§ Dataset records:
>>>
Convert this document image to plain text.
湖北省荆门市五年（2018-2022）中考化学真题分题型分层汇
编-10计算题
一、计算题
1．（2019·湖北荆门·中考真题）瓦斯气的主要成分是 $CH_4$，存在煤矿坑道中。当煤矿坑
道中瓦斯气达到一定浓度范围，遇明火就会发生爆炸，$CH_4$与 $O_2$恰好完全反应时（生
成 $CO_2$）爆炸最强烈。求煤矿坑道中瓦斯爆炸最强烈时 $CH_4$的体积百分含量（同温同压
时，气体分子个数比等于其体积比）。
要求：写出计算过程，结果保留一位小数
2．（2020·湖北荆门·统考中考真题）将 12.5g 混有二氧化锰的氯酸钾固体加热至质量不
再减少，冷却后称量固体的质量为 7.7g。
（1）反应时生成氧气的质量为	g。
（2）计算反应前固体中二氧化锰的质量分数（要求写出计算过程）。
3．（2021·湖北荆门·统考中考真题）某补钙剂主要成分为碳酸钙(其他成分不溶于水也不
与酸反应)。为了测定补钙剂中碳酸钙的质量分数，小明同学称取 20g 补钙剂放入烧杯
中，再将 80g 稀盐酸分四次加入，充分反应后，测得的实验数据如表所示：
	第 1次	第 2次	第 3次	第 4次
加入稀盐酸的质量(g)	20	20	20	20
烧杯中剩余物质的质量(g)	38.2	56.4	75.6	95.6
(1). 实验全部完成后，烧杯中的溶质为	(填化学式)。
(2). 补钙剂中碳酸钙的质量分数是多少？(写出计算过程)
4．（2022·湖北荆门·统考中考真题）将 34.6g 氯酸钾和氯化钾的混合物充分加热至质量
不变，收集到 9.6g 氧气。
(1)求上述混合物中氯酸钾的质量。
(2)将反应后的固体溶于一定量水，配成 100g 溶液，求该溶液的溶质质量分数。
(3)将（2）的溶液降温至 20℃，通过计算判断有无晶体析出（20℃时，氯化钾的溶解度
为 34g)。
<<<
§ PROBLEM REQUIREMENTS: Every line of the data above should be reproduced word for word.

§ ANSWER TO THIS TASK:
Convert this document image to plain text.
湖北省荆门市五年（2018-2022）中考化学真题分题型分层汇
编-10计算题
一、计算题
1．（2019·湖北荆门·中考真题）瓦斯气的主要成分是 $CH_4$，存在煤矿坑道中。当煤矿坑
道中瓦斯气达到一定浓度范围，遇明火就会发生爆炸，$CH_4$与 $O_2$恰好完全反应时（生
成 $CO_2$）爆炸最强烈。求煤矿坑道中瓦斯爆炸最强烈时 $CH_4$的体积百分含量（同温同压
时，气体分子个数比等于其体积比）。
要求：写出计算过程，结果保留一位小数
2．（2020·湖北荆门·统考中考真题）将 12.5g 混有二氧化锰的氯酸钾固体加热至质量不
再减少，冷却后称量固体的质量为 7.7g。
（1）反应时生成氧气的质量为	g。
（2）计算反应前固体中二氧化锰的质量分数（要求写出计算过程）。
3．（2021·湖北荆门·统考中考真题）某补钙剂主要成分为碳酸钙(其他成分不溶于水也不
与酸反应)。为了测定补钙剂中碳酸钙的质量分数，小明同学称取 20g 补钙剂放入烧杯
中，再将 80g 稀盐酸分四次加入，充分反应后，测得的实验数据如表所示：
	第 1次	第 2次	第 3次	第 4次
加入稀盐酸的质量(g)	20	20	20	20
烧杯中剩余物质的质量(g)	38.2	56.4	75.6	95.6
(1). 实验全部完成后，烧杯中的溶质为	(填化学式)。
(2). 补钙剂中碳酸钙的质量分数是多少？(写出计算过程)
4．（2022·湖北荆门·统考中考真题）将 34.6g 氯酸钾和氯化钾的混合物充分加热至质量
不变，收集到 9.6g 氧气。
(1)求上述混合物中氯酸钾的质量。
(2)将反应后的固体溶于一定量水，配成 100g 溶液，求该溶液的溶质质量分数。
(3)将（2）的溶液降温至 20℃，通过计算判断有无晶体析出（20℃时，氯化钾的溶解度
为 34g)。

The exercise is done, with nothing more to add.